* _Stored entries_:

------------------------------------------------

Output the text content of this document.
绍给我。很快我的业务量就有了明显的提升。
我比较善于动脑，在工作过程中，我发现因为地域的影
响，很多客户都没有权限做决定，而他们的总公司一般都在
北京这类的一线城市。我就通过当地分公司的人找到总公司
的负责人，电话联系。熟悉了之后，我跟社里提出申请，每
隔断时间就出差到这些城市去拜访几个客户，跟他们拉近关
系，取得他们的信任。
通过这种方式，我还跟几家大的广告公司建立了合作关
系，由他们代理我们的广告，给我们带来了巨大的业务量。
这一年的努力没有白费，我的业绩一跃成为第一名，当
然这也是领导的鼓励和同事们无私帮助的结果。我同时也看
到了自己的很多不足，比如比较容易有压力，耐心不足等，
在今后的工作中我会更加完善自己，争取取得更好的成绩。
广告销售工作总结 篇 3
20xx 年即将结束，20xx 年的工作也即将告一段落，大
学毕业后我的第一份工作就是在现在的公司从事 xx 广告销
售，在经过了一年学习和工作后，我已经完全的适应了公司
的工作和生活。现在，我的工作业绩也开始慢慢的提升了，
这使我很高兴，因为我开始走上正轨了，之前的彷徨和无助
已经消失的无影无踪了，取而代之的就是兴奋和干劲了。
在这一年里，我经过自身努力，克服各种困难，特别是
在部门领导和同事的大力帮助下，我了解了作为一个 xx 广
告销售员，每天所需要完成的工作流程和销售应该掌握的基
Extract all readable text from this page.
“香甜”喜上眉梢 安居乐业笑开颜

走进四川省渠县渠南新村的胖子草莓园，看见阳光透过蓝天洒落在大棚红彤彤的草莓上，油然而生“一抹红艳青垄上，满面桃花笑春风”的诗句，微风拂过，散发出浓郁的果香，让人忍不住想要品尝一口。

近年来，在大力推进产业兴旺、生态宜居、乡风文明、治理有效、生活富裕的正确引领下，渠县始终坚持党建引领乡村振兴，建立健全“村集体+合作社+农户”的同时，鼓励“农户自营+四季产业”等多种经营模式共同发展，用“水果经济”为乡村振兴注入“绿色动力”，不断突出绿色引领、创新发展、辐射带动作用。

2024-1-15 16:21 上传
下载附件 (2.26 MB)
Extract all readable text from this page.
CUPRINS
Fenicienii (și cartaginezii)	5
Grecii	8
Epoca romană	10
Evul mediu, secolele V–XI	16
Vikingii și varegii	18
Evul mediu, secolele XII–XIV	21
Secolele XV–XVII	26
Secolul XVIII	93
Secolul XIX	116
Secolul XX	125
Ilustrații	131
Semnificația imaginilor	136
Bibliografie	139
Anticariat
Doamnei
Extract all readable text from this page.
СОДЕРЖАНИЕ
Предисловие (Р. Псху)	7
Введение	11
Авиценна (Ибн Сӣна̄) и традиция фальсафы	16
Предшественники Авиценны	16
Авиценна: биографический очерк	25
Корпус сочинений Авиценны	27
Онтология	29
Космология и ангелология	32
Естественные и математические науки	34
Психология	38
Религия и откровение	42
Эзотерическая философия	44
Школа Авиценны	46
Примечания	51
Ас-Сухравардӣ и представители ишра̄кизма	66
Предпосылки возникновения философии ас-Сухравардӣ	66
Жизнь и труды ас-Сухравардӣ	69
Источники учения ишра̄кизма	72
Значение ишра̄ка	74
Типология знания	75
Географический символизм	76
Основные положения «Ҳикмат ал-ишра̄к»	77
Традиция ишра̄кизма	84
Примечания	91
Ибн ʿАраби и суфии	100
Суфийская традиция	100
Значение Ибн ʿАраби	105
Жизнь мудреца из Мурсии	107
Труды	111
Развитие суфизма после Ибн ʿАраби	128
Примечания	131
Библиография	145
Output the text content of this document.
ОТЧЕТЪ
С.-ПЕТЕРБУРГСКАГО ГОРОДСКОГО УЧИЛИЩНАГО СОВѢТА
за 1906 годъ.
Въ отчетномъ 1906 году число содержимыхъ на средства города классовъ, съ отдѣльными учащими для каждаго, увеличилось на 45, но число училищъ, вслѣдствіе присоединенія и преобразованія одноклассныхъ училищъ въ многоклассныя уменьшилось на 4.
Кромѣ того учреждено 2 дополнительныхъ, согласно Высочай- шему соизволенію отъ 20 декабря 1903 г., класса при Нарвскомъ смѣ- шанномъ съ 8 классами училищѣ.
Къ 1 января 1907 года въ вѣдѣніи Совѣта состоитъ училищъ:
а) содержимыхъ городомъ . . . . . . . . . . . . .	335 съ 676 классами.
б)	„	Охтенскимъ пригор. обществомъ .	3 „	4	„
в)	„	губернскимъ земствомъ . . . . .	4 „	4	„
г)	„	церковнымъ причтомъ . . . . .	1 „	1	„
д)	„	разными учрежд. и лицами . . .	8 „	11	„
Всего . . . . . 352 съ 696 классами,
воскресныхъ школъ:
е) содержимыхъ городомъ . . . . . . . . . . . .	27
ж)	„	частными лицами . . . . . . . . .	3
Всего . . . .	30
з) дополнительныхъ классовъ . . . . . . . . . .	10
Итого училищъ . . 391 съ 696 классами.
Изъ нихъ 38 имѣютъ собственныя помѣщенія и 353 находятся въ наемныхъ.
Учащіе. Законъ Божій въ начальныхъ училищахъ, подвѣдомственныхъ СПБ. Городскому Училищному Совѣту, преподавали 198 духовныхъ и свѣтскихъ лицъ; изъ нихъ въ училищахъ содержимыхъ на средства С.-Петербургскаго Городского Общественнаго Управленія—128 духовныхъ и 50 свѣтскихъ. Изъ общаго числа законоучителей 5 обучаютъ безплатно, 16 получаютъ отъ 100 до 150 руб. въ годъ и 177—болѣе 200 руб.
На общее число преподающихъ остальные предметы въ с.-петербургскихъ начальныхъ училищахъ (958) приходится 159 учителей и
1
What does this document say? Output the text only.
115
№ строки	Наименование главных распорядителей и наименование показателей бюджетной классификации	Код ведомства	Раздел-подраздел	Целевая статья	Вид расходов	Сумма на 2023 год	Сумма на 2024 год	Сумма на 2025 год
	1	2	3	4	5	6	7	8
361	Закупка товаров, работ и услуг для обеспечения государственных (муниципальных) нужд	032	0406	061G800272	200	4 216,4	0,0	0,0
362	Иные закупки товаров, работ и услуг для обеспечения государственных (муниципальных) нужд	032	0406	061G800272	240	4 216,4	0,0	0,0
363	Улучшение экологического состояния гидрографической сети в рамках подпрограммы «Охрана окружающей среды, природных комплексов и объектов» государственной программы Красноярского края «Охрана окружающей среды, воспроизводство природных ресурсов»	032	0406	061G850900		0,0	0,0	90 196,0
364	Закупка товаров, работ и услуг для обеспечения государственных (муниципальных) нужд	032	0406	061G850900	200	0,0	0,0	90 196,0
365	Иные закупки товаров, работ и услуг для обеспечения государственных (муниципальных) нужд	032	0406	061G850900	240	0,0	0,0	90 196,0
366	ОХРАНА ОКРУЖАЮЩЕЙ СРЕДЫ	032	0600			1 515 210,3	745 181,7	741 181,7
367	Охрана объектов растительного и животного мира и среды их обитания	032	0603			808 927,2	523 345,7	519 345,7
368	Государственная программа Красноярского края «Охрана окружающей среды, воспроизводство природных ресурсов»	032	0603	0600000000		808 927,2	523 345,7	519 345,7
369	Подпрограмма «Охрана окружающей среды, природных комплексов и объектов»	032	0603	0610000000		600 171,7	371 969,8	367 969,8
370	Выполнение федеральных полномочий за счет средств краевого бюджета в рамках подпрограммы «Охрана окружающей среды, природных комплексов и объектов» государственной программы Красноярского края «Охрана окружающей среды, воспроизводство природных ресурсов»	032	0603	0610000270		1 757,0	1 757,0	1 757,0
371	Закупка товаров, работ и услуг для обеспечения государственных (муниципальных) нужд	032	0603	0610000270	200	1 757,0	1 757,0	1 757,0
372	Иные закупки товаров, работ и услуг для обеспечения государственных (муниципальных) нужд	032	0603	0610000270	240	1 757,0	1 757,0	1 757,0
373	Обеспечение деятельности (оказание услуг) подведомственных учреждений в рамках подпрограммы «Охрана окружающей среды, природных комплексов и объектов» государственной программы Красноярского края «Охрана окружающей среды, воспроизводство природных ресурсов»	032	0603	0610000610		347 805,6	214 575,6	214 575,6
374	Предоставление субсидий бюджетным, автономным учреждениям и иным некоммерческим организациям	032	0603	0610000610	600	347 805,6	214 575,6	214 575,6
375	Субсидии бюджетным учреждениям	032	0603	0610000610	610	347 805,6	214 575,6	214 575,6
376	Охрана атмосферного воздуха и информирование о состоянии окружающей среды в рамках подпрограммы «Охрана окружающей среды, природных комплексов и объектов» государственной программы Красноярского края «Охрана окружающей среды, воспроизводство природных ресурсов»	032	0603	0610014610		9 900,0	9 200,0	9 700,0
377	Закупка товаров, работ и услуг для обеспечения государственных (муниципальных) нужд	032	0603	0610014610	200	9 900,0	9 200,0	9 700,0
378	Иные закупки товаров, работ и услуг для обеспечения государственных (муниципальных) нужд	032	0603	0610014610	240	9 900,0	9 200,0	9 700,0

------------------------------------------------

* _Exercise instructions_:
Your answer should be one number: how many lines of the listing include the word "училищъ".

* _Written response_:
3